>> Begin RECORD LIST
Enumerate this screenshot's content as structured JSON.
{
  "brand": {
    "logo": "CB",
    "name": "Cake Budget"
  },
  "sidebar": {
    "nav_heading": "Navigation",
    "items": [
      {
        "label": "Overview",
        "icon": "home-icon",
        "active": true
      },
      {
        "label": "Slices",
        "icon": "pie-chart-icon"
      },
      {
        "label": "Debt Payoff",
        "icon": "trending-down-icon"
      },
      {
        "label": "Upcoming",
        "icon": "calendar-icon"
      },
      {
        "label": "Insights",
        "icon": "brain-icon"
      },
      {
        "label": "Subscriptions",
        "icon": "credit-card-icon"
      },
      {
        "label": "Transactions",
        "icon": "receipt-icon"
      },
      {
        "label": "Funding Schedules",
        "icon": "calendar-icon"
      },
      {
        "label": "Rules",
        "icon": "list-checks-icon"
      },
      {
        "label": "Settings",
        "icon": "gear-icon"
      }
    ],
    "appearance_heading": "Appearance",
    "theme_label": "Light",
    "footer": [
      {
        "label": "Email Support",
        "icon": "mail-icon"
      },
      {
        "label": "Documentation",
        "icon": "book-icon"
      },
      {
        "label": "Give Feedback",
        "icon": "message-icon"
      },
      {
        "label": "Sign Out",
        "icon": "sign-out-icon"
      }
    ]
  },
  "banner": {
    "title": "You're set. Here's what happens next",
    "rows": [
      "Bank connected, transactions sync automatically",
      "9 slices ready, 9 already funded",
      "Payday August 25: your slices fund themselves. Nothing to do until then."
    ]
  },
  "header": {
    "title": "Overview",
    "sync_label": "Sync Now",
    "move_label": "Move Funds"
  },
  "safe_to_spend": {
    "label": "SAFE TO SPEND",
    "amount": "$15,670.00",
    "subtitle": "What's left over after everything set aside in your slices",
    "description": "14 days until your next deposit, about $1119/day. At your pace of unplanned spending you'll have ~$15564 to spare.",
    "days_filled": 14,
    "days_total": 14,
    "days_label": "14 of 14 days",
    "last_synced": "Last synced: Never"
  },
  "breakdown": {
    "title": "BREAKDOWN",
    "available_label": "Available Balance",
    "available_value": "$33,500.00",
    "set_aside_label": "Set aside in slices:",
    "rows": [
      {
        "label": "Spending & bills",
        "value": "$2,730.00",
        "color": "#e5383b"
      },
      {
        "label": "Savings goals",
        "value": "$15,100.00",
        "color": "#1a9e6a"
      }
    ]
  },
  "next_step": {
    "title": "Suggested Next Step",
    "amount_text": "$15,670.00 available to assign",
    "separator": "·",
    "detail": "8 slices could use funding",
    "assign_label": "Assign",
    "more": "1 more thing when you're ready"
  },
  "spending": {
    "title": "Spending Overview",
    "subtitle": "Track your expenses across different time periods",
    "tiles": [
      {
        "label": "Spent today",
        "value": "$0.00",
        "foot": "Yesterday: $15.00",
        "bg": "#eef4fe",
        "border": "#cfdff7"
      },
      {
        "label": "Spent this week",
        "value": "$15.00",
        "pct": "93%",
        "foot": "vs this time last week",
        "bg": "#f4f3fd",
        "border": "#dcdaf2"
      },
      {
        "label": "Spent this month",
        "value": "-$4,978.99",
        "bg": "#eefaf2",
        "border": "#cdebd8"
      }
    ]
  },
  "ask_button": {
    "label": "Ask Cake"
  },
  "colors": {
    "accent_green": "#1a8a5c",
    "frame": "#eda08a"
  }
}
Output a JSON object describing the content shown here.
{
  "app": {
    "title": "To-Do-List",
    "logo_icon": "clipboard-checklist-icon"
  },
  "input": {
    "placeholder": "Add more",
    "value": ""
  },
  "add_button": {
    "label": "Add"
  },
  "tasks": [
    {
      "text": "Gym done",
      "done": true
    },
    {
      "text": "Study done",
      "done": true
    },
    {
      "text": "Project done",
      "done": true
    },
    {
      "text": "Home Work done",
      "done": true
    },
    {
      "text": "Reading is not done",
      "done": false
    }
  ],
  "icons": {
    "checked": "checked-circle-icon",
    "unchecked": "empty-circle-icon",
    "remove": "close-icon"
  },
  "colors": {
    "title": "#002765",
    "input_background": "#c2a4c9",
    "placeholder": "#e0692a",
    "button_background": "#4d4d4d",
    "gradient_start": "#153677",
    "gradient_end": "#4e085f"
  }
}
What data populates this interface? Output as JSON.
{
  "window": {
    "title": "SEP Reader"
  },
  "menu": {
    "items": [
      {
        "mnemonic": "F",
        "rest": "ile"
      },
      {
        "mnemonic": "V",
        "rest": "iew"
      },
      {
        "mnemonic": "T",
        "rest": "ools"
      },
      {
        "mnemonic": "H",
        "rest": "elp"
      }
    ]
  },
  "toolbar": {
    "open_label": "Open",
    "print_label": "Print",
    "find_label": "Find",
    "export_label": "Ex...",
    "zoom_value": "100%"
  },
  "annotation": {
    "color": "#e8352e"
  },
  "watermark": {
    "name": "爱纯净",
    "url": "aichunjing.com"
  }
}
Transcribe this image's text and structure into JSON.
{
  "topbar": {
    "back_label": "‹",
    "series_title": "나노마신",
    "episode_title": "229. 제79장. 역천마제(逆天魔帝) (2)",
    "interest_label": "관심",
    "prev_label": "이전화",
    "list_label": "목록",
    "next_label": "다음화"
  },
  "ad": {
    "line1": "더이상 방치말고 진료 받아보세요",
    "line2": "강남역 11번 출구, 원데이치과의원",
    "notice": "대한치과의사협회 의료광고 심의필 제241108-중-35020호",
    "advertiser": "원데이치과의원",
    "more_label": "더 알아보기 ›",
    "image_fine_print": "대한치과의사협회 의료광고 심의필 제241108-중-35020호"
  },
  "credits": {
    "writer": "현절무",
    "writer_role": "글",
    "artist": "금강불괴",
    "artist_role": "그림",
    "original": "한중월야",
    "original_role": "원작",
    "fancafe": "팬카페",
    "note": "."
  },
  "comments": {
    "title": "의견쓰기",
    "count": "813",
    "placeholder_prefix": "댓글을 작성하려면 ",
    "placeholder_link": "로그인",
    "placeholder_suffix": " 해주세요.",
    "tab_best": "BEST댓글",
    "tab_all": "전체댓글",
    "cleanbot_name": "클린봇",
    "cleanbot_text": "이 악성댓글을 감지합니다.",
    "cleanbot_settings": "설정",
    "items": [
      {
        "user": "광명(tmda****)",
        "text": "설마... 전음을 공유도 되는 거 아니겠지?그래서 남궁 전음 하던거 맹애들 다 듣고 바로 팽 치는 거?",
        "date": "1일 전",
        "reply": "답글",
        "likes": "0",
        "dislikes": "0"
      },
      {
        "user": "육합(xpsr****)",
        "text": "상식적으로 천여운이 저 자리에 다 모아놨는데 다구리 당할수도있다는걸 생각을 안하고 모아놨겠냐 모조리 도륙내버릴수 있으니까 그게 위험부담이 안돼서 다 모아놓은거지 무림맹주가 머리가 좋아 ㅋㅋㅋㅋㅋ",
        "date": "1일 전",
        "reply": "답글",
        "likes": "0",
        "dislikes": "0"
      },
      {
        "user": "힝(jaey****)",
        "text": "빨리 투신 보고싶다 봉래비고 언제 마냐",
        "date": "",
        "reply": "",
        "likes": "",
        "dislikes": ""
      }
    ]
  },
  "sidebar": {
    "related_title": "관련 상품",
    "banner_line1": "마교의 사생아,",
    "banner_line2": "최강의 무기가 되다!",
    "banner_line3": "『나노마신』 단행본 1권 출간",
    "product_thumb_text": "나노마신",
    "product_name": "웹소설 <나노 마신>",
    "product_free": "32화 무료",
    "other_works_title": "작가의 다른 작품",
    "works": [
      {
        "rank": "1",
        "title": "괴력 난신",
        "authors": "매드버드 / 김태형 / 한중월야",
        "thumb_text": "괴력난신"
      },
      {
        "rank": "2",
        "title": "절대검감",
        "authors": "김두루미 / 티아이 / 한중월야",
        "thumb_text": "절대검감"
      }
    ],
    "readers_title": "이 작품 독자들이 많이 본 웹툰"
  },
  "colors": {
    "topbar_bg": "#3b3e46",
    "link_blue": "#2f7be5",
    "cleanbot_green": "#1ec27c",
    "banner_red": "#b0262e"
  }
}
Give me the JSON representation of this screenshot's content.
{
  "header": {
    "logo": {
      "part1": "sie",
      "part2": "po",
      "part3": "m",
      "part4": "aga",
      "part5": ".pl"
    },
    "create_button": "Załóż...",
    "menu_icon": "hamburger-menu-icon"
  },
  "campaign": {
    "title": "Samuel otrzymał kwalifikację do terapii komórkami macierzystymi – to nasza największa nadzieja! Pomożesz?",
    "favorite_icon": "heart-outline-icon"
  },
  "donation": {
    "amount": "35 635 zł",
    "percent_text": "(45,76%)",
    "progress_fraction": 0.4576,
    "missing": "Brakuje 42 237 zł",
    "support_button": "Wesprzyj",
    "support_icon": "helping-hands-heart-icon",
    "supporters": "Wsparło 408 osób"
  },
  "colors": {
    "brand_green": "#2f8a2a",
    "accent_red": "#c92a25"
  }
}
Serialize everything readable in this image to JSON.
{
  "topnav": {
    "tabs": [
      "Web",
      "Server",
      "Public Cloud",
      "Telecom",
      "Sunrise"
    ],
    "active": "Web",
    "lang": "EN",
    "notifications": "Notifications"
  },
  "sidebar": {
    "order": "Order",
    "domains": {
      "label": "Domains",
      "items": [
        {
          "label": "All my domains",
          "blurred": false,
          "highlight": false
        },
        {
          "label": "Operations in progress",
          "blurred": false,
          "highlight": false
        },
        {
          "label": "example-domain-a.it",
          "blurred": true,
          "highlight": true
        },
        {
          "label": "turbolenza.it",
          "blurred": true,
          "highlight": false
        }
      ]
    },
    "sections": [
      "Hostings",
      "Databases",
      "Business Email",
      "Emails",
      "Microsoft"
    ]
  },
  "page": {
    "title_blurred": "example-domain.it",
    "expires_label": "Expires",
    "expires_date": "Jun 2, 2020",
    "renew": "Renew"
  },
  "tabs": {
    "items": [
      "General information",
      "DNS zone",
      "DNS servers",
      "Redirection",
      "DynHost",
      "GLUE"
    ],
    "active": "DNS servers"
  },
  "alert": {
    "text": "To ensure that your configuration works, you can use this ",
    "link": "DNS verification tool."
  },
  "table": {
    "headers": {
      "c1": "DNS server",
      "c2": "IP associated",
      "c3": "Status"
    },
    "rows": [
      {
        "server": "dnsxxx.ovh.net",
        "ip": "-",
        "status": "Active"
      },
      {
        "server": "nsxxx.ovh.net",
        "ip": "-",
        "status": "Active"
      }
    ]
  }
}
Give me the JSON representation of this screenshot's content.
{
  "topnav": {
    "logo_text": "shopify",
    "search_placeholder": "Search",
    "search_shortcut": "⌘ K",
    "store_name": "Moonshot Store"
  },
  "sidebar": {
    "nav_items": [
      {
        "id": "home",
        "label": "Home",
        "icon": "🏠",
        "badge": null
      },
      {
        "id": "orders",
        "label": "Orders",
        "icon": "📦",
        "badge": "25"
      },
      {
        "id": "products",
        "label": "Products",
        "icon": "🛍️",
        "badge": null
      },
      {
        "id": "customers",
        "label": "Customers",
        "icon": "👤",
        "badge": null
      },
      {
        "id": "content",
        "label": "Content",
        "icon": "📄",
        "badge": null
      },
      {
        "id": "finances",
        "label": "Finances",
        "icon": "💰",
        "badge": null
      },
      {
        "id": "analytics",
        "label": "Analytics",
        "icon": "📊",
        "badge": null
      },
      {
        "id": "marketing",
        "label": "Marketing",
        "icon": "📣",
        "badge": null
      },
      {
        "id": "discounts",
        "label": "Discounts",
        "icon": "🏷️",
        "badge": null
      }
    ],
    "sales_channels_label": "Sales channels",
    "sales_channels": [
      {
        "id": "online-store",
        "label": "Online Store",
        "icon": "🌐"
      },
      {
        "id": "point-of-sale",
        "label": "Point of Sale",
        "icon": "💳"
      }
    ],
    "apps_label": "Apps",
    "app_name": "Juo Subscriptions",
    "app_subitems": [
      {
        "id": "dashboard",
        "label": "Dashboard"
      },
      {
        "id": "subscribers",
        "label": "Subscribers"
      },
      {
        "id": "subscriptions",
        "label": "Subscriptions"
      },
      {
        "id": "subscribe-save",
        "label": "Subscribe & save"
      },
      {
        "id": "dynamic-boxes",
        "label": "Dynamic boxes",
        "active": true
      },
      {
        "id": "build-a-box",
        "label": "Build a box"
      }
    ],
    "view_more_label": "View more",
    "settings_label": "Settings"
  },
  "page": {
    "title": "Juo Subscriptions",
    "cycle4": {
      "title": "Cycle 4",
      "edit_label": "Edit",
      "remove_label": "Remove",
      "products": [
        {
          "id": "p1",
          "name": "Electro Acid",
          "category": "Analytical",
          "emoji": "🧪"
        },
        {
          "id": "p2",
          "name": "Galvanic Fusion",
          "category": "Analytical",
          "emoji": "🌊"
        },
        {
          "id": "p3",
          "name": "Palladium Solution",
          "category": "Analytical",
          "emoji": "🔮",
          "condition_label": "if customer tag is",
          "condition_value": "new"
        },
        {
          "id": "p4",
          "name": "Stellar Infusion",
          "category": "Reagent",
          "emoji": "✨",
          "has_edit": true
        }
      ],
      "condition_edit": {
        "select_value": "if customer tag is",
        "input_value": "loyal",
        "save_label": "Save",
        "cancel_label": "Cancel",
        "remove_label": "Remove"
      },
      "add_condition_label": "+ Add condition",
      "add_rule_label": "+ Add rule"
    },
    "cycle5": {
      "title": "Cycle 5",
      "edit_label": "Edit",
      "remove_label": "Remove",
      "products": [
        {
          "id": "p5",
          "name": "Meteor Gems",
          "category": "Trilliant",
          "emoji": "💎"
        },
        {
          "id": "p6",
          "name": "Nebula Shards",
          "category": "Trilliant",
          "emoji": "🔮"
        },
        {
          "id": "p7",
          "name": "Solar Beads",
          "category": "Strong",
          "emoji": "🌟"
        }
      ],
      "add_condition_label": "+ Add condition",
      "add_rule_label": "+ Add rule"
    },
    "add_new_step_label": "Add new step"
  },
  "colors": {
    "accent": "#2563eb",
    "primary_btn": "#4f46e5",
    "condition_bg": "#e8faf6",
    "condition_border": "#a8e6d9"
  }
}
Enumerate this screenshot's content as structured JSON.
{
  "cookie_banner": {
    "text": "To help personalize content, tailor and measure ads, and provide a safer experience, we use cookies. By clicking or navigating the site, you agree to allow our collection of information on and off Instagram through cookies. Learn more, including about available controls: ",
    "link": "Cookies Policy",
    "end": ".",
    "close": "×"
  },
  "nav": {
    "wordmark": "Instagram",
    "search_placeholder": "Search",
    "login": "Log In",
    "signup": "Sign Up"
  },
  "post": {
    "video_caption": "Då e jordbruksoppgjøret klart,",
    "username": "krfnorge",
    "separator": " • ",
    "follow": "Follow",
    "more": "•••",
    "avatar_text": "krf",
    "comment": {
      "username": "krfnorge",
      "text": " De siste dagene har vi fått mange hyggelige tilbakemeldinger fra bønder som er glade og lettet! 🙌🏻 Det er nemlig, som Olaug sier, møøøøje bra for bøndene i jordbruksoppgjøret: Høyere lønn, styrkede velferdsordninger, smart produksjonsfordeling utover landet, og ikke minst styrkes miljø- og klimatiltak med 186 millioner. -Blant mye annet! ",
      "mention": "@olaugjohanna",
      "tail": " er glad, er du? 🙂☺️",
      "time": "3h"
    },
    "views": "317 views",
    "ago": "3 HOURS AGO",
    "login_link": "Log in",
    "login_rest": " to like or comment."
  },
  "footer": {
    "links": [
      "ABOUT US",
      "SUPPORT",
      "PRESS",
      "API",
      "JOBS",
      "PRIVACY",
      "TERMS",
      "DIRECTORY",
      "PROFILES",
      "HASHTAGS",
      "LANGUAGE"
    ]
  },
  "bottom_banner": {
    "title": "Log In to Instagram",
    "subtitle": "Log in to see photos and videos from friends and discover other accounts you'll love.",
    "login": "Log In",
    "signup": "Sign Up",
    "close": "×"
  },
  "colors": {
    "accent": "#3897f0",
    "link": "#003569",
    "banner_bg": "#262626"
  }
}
>> End RECORD LIST
» **EXERCISE BRIEF**
Pull every line containing the word "aside" out of the material and copy it.

» **WRITTEN SOLUTION**
    "subtitle": "What's left over after everything set aside in your slices",
    "set_aside_label": "Set aside in slices:",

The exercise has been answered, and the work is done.